● **Problem description**
Quote the data below in full, minus the images.

● **The input**
[start]
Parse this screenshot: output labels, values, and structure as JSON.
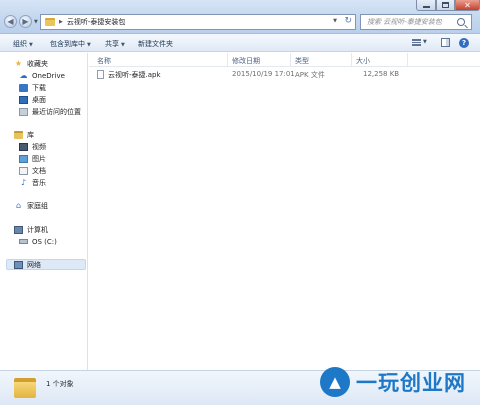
{
  "window": {
    "address_path": "云视听-泰捷安装包",
    "search_placeholder": "搜索 云视听-泰捷安装包",
    "close_glyph": "✕"
  },
  "toolbar": {
    "organize": "组织",
    "include_in_library": "包含到库中",
    "share": "共享",
    "new_folder": "新建文件夹",
    "help_glyph": "?"
  },
  "sidebar": {
    "favorites": {
      "label": "收藏夹",
      "items": [
        {
          "label": "OneDrive",
          "icon": "onedrive-icon"
        },
        {
          "label": "下载",
          "icon": "downloads-folder-icon"
        },
        {
          "label": "桌面",
          "icon": "desktop-icon"
        },
        {
          "label": "最近访问的位置",
          "icon": "recent-places-icon"
        }
      ]
    },
    "libraries": {
      "label": "库",
      "items": [
        {
          "label": "视频",
          "icon": "videos-icon"
        },
        {
          "label": "图片",
          "icon": "pictures-icon"
        },
        {
          "label": "文档",
          "icon": "documents-icon"
        },
        {
          "label": "音乐",
          "icon": "music-icon"
        }
      ]
    },
    "homegroup": {
      "label": "家庭组"
    },
    "computer": {
      "label": "计算机",
      "items": [
        {
          "label": "OS (C:)",
          "icon": "drive-icon"
        }
      ]
    },
    "network": {
      "label": "网络"
    }
  },
  "columns": {
    "name": "名称",
    "date_modified": "修改日期",
    "type": "类型",
    "size": "大小"
  },
  "files": [
    {
      "name": "云视听-泰捷.apk",
      "date_modified": "2015/10/19 17:01",
      "type": "APK 文件",
      "size": "12,258 KB"
    }
  ],
  "status": {
    "item_count": "1 个对象"
  },
  "watermark": {
    "text": "一玩创业网"
  }
}
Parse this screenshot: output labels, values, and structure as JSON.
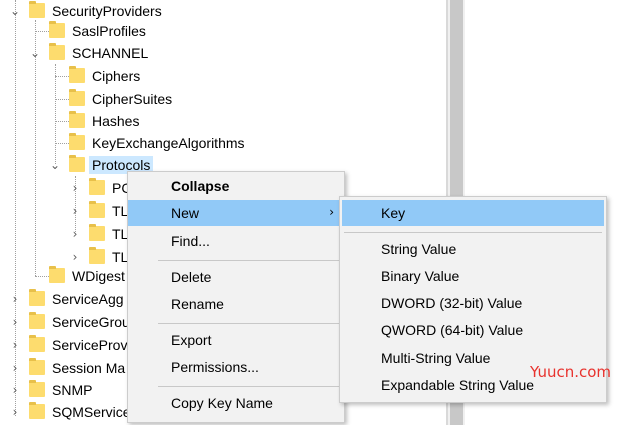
[end]
● **Exercise answer**
Parse this screenshot: output labels, values, and structure as JSON.
{
  "window": {
    "address_path": "云视听-泰捷安装包",
    "search_placeholder": "搜索 云视听-泰捷安装包",
    "close_glyph": "✕"
  },
  "toolbar": {
    "organize": "组织",
    "include_in_library": "包含到库中",
    "share": "共享",
    "new_folder": "新建文件夹",
    "help_glyph": "?"
  },
  "sidebar": {
    "favorites": {
      "label": "收藏夹",
      "items": [
        {
          "label": "OneDrive",
          "icon": "onedrive-icon"
        },
        {
          "label": "下载",
          "icon": "downloads-folder-icon"
        },
        {
          "label": "桌面",
          "icon": "desktop-icon"
        },
        {
          "label": "最近访问的位置",
          "icon": "recent-places-icon"
        }
      ]
    },
    "libraries": {
      "label": "库",
      "items": [
        {
          "label": "视频",
          "icon": "videos-icon"
        },
        {
          "label": "图片",
          "icon": "pictures-icon"
        },
        {
          "label": "文档",
          "icon": "documents-icon"
        },
        {
          "label": "音乐",
          "icon": "music-icon"
        }
      ]
    },
    "homegroup": {
      "label": "家庭组"
    },
    "computer": {
      "label": "计算机",
      "items": [
        {
          "label": "OS (C:)",
          "icon": "drive-icon"
        }
      ]
    },
    "network": {
      "label": "网络"
    }
  },
  "columns": {
    "name": "名称",
    "date_modified": "修改日期",
    "type": "类型",
    "size": "大小"
  },
  "files": [
    {
      "name": "云视听-泰捷.apk",
      "date_modified": "2015/10/19 17:01",
      "type": "APK 文件",
      "size": "12,258 KB"
    }
  ],
  "status": {
    "item_count": "1 个对象"
  },
  "watermark": {
    "text": "一玩创业网"
  }
}
Parse this screenshot: output labels, values, and structure as JSON.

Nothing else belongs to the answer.